The request - Copy out, from the entries below, each line holding the string "specific".

Supplied records -
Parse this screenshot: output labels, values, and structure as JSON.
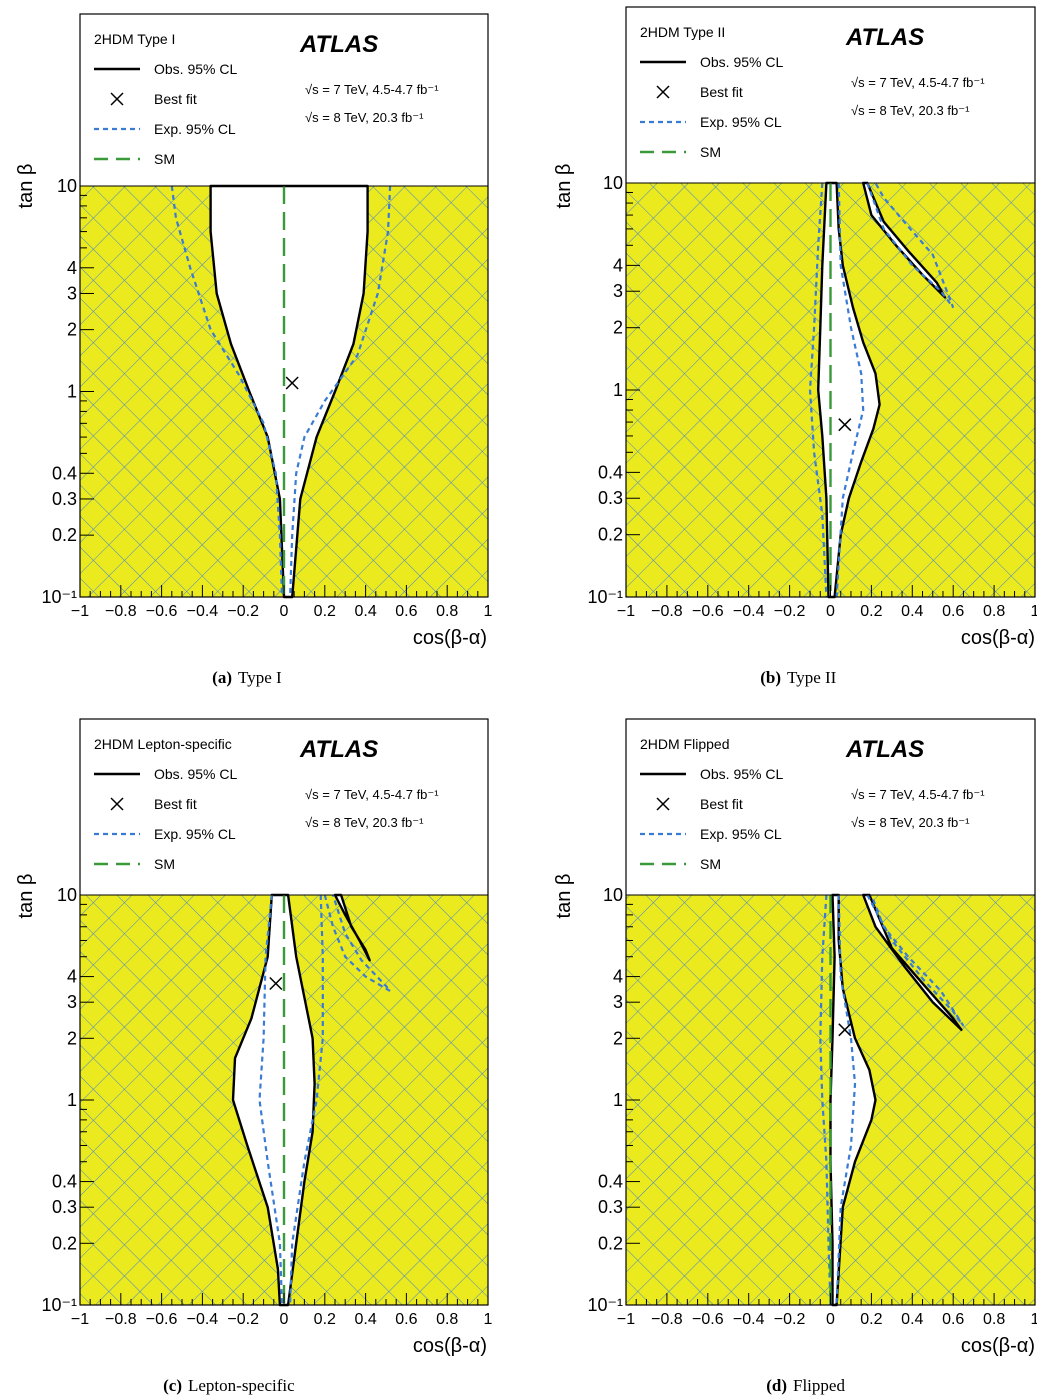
{
  "chart_data": [
    {
      "type": "contour",
      "subfigure_label": "(a)",
      "caption": "Type I",
      "legend_title": "2HDM Type I",
      "experiment": "ATLAS",
      "energy_lines": [
        "√s = 7 TeV, 4.5-4.7 fb⁻¹",
        "√s = 8 TeV, 20.3 fb⁻¹"
      ],
      "legend": [
        {
          "label": "Obs. 95% CL",
          "style": "solid-black"
        },
        {
          "label": "Best fit",
          "style": "cross"
        },
        {
          "label": "Exp. 95% CL",
          "style": "dashed-blue"
        },
        {
          "label": "SM",
          "style": "longdash-green"
        }
      ],
      "xlabel": "cos(β-α)",
      "ylabel": "tan β",
      "xlim": [
        -1,
        1
      ],
      "ylim": [
        0.1,
        10
      ],
      "ylog": true,
      "xticks": [
        "−1",
        "−0.8",
        "−0.6",
        "−0.4",
        "−0.2",
        "0",
        "0.2",
        "0.4",
        "0.6",
        "0.8",
        "1"
      ],
      "yticks": [
        {
          "v": 0.1,
          "label": "10⁻¹"
        },
        {
          "v": 0.2,
          "label": "0.2"
        },
        {
          "v": 0.3,
          "label": "0.3"
        },
        {
          "v": 0.4,
          "label": "0.4"
        },
        {
          "v": 1,
          "label": "1"
        },
        {
          "v": 2,
          "label": "2"
        },
        {
          "v": 3,
          "label": "3"
        },
        {
          "v": 4,
          "label": "4"
        },
        {
          "v": 10,
          "label": "10"
        }
      ],
      "best_fit": {
        "x": 0.04,
        "y": 1.1
      },
      "sm_line_x": 0,
      "observed_allowed_region": [
        [
          -0.36,
          10
        ],
        [
          -0.36,
          6
        ],
        [
          -0.33,
          3
        ],
        [
          -0.26,
          1.7
        ],
        [
          -0.17,
          1
        ],
        [
          -0.08,
          0.6
        ],
        [
          -0.02,
          0.3
        ],
        [
          0,
          0.1
        ],
        [
          0.04,
          0.1
        ],
        [
          0.08,
          0.3
        ],
        [
          0.16,
          0.6
        ],
        [
          0.25,
          1
        ],
        [
          0.34,
          1.7
        ],
        [
          0.39,
          3
        ],
        [
          0.41,
          6
        ],
        [
          0.41,
          10
        ]
      ],
      "expected_contours": [
        [
          [
            -0.55,
            10
          ],
          [
            -0.53,
            7
          ],
          [
            -0.46,
            4
          ],
          [
            -0.36,
            2
          ],
          [
            -0.22,
            1.2
          ],
          [
            -0.1,
            0.7
          ],
          [
            -0.04,
            0.4
          ],
          [
            -0.02,
            0.2
          ],
          [
            -0.01,
            0.1
          ]
        ],
        [
          [
            0.52,
            10
          ],
          [
            0.51,
            6
          ],
          [
            0.46,
            3
          ],
          [
            0.36,
            1.5
          ],
          [
            0.2,
            0.9
          ],
          [
            0.1,
            0.6
          ],
          [
            0.06,
            0.4
          ],
          [
            0.04,
            0.2
          ],
          [
            0.03,
            0.1
          ]
        ]
      ]
    },
    {
      "type": "contour",
      "subfigure_label": "(b)",
      "caption": "Type II",
      "legend_title": "2HDM Type II",
      "experiment": "ATLAS",
      "energy_lines": [
        "√s = 7 TeV, 4.5-4.7 fb⁻¹",
        "√s = 8 TeV, 20.3 fb⁻¹"
      ],
      "legend": [
        {
          "label": "Obs. 95% CL",
          "style": "solid-black"
        },
        {
          "label": "Best fit",
          "style": "cross"
        },
        {
          "label": "Exp. 95% CL",
          "style": "dashed-blue"
        },
        {
          "label": "SM",
          "style": "longdash-green"
        }
      ],
      "xlabel": "cos(β-α)",
      "ylabel": "tan β",
      "xlim": [
        -1,
        1
      ],
      "ylim": [
        0.1,
        10
      ],
      "ylog": true,
      "xticks": [
        "−1",
        "−0.8",
        "−0.6",
        "−0.4",
        "−0.2",
        "0",
        "0.2",
        "0.4",
        "0.6",
        "0.8",
        "1"
      ],
      "yticks": [
        {
          "v": 0.1,
          "label": "10⁻¹"
        },
        {
          "v": 0.2,
          "label": "0.2"
        },
        {
          "v": 0.3,
          "label": "0.3"
        },
        {
          "v": 0.4,
          "label": "0.4"
        },
        {
          "v": 1,
          "label": "1"
        },
        {
          "v": 2,
          "label": "2"
        },
        {
          "v": 3,
          "label": "3"
        },
        {
          "v": 4,
          "label": "4"
        },
        {
          "v": 10,
          "label": "10"
        }
      ],
      "best_fit": {
        "x": 0.07,
        "y": 0.68
      },
      "sm_line_x": 0,
      "observed_allowed_region": [
        [
          -0.02,
          10
        ],
        [
          -0.04,
          4
        ],
        [
          -0.05,
          2
        ],
        [
          -0.06,
          1
        ],
        [
          -0.04,
          0.6
        ],
        [
          -0.02,
          0.3
        ],
        [
          -0.01,
          0.1
        ],
        [
          0.02,
          0.1
        ],
        [
          0.05,
          0.2
        ],
        [
          0.09,
          0.3
        ],
        [
          0.15,
          0.45
        ],
        [
          0.21,
          0.65
        ],
        [
          0.24,
          0.85
        ],
        [
          0.22,
          1.2
        ],
        [
          0.16,
          1.7
        ],
        [
          0.11,
          2.5
        ],
        [
          0.06,
          4
        ],
        [
          0.04,
          6
        ],
        [
          0.03,
          10
        ]
      ],
      "observed_allowed_region_2": [
        [
          0.16,
          10
        ],
        [
          0.2,
          7
        ],
        [
          0.32,
          5
        ],
        [
          0.45,
          3.6
        ],
        [
          0.56,
          2.8
        ],
        [
          0.52,
          3.3
        ],
        [
          0.38,
          4.7
        ],
        [
          0.26,
          6.5
        ],
        [
          0.18,
          10
        ]
      ],
      "expected_contours": [
        [
          [
            -0.04,
            10
          ],
          [
            -0.06,
            5
          ],
          [
            -0.08,
            2
          ],
          [
            -0.1,
            1
          ],
          [
            -0.08,
            0.5
          ],
          [
            -0.04,
            0.25
          ],
          [
            -0.02,
            0.1
          ]
        ],
        [
          [
            0.04,
            10
          ],
          [
            0.05,
            4
          ],
          [
            0.1,
            2
          ],
          [
            0.15,
            1.2
          ],
          [
            0.16,
            0.8
          ],
          [
            0.11,
            0.5
          ],
          [
            0.06,
            0.3
          ],
          [
            0.03,
            0.1
          ]
        ],
        [
          [
            0.18,
            10
          ],
          [
            0.26,
            6
          ],
          [
            0.4,
            4
          ],
          [
            0.54,
            3
          ],
          [
            0.6,
            2.5
          ],
          [
            0.5,
            4.5
          ],
          [
            0.36,
            6.5
          ],
          [
            0.26,
            8.5
          ],
          [
            0.22,
            10
          ]
        ]
      ]
    },
    {
      "type": "contour",
      "subfigure_label": "(c)",
      "caption": "Lepton-specific",
      "legend_title": "2HDM Lepton-specific",
      "experiment": "ATLAS",
      "energy_lines": [
        "√s = 7 TeV, 4.5-4.7 fb⁻¹",
        "√s = 8 TeV, 20.3 fb⁻¹"
      ],
      "legend": [
        {
          "label": "Obs. 95% CL",
          "style": "solid-black"
        },
        {
          "label": "Best fit",
          "style": "cross"
        },
        {
          "label": "Exp. 95% CL",
          "style": "dashed-blue"
        },
        {
          "label": "SM",
          "style": "longdash-green"
        }
      ],
      "xlabel": "cos(β-α)",
      "ylabel": "tan β",
      "xlim": [
        -1,
        1
      ],
      "ylim": [
        0.1,
        10
      ],
      "ylog": true,
      "xticks": [
        "−1",
        "−0.8",
        "−0.6",
        "−0.4",
        "−0.2",
        "0",
        "0.2",
        "0.4",
        "0.6",
        "0.8",
        "1"
      ],
      "yticks": [
        {
          "v": 0.1,
          "label": "10⁻¹"
        },
        {
          "v": 0.2,
          "label": "0.2"
        },
        {
          "v": 0.3,
          "label": "0.3"
        },
        {
          "v": 0.4,
          "label": "0.4"
        },
        {
          "v": 1,
          "label": "1"
        },
        {
          "v": 2,
          "label": "2"
        },
        {
          "v": 3,
          "label": "3"
        },
        {
          "v": 4,
          "label": "4"
        },
        {
          "v": 10,
          "label": "10"
        }
      ],
      "best_fit": {
        "x": -0.04,
        "y": 3.7
      },
      "sm_line_x": 0,
      "observed_allowed_region": [
        [
          -0.06,
          10
        ],
        [
          -0.08,
          5
        ],
        [
          -0.16,
          2.5
        ],
        [
          -0.24,
          1.6
        ],
        [
          -0.25,
          1
        ],
        [
          -0.18,
          0.6
        ],
        [
          -0.08,
          0.3
        ],
        [
          -0.03,
          0.15
        ],
        [
          -0.02,
          0.1
        ],
        [
          0.02,
          0.1
        ],
        [
          0.06,
          0.2
        ],
        [
          0.1,
          0.4
        ],
        [
          0.14,
          0.7
        ],
        [
          0.15,
          1.2
        ],
        [
          0.14,
          2
        ],
        [
          0.06,
          5
        ],
        [
          0.02,
          10
        ]
      ],
      "observed_allowed_region_2": [
        [
          0.25,
          10
        ],
        [
          0.3,
          8
        ],
        [
          0.37,
          6
        ],
        [
          0.42,
          4.8
        ],
        [
          0.4,
          5.4
        ],
        [
          0.33,
          7
        ],
        [
          0.28,
          10
        ]
      ],
      "expected_contours": [
        [
          [
            -0.06,
            10
          ],
          [
            -0.09,
            5
          ],
          [
            -0.1,
            2
          ],
          [
            -0.12,
            1
          ],
          [
            -0.08,
            0.5
          ],
          [
            -0.02,
            0.2
          ],
          [
            -0.01,
            0.1
          ]
        ],
        [
          [
            0.18,
            10
          ],
          [
            0.19,
            5
          ],
          [
            0.19,
            2
          ],
          [
            0.16,
            1
          ],
          [
            0.1,
            0.5
          ],
          [
            0.04,
            0.2
          ],
          [
            0.03,
            0.1
          ]
        ],
        [
          [
            0.2,
            10
          ],
          [
            0.24,
            7
          ],
          [
            0.3,
            5
          ],
          [
            0.4,
            4
          ],
          [
            0.52,
            3.4
          ],
          [
            0.5,
            3.6
          ],
          [
            0.38,
            4.8
          ],
          [
            0.3,
            6.5
          ],
          [
            0.24,
            10
          ]
        ]
      ]
    },
    {
      "type": "contour",
      "subfigure_label": "(d)",
      "caption": "Flipped",
      "legend_title": "2HDM Flipped",
      "experiment": "ATLAS",
      "energy_lines": [
        "√s = 7 TeV, 4.5-4.7 fb⁻¹",
        "√s = 8 TeV, 20.3 fb⁻¹"
      ],
      "legend": [
        {
          "label": "Obs. 95% CL",
          "style": "solid-black"
        },
        {
          "label": "Best fit",
          "style": "cross"
        },
        {
          "label": "Exp. 95% CL",
          "style": "dashed-blue"
        },
        {
          "label": "SM",
          "style": "longdash-green"
        }
      ],
      "xlabel": "cos(β-α)",
      "ylabel": "tan β",
      "xlim": [
        -1,
        1
      ],
      "ylim": [
        0.1,
        10
      ],
      "ylog": true,
      "xticks": [
        "−1",
        "−0.8",
        "−0.6",
        "−0.4",
        "−0.2",
        "0",
        "0.2",
        "0.4",
        "0.6",
        "0.8",
        "1"
      ],
      "yticks": [
        {
          "v": 0.1,
          "label": "10⁻¹"
        },
        {
          "v": 0.2,
          "label": "0.2"
        },
        {
          "v": 0.3,
          "label": "0.3"
        },
        {
          "v": 0.4,
          "label": "0.4"
        },
        {
          "v": 1,
          "label": "1"
        },
        {
          "v": 2,
          "label": "2"
        },
        {
          "v": 3,
          "label": "3"
        },
        {
          "v": 4,
          "label": "4"
        },
        {
          "v": 10,
          "label": "10"
        }
      ],
      "best_fit": {
        "x": 0.07,
        "y": 2.2
      },
      "sm_line_x": 0,
      "observed_allowed_region": [
        [
          0.01,
          10
        ],
        [
          0.02,
          5
        ],
        [
          0.01,
          2
        ],
        [
          0,
          1
        ],
        [
          0,
          0.5
        ],
        [
          0.01,
          0.2
        ],
        [
          0.01,
          0.1
        ],
        [
          0.03,
          0.1
        ],
        [
          0.06,
          0.3
        ],
        [
          0.12,
          0.5
        ],
        [
          0.2,
          0.8
        ],
        [
          0.22,
          1
        ],
        [
          0.19,
          1.4
        ],
        [
          0.12,
          2
        ],
        [
          0.06,
          3.5
        ],
        [
          0.04,
          6
        ],
        [
          0.04,
          10
        ]
      ],
      "observed_allowed_region_2": [
        [
          0.16,
          10
        ],
        [
          0.22,
          7
        ],
        [
          0.36,
          4.5
        ],
        [
          0.5,
          3
        ],
        [
          0.64,
          2.2
        ],
        [
          0.6,
          2.5
        ],
        [
          0.44,
          3.8
        ],
        [
          0.3,
          5.5
        ],
        [
          0.19,
          10
        ]
      ],
      "expected_contours": [
        [
          [
            -0.02,
            10
          ],
          [
            -0.04,
            5
          ],
          [
            -0.05,
            2
          ],
          [
            -0.04,
            1
          ],
          [
            -0.02,
            0.5
          ],
          [
            -0.01,
            0.2
          ],
          [
            0,
            0.1
          ]
        ],
        [
          [
            0.04,
            10
          ],
          [
            0.05,
            4
          ],
          [
            0.1,
            2
          ],
          [
            0.12,
            1.2
          ],
          [
            0.1,
            0.6
          ],
          [
            0.05,
            0.3
          ],
          [
            0.03,
            0.1
          ]
        ],
        [
          [
            0.18,
            10
          ],
          [
            0.3,
            6
          ],
          [
            0.46,
            3.8
          ],
          [
            0.6,
            2.7
          ],
          [
            0.65,
            2.3
          ],
          [
            0.54,
            3.4
          ],
          [
            0.38,
            5
          ],
          [
            0.26,
            7
          ],
          [
            0.2,
            10
          ]
        ]
      ]
    }
  ],
  "colors": {
    "excluded_fill": "#eaea1e",
    "hatch": "#4a86c8",
    "observed": "#000000",
    "expected": "#3a7bd5",
    "sm": "#3a9a3a"
  }
}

Task output -
      "caption": "Lepton-specific",
      "legend_title": "2HDM Lepton-specific",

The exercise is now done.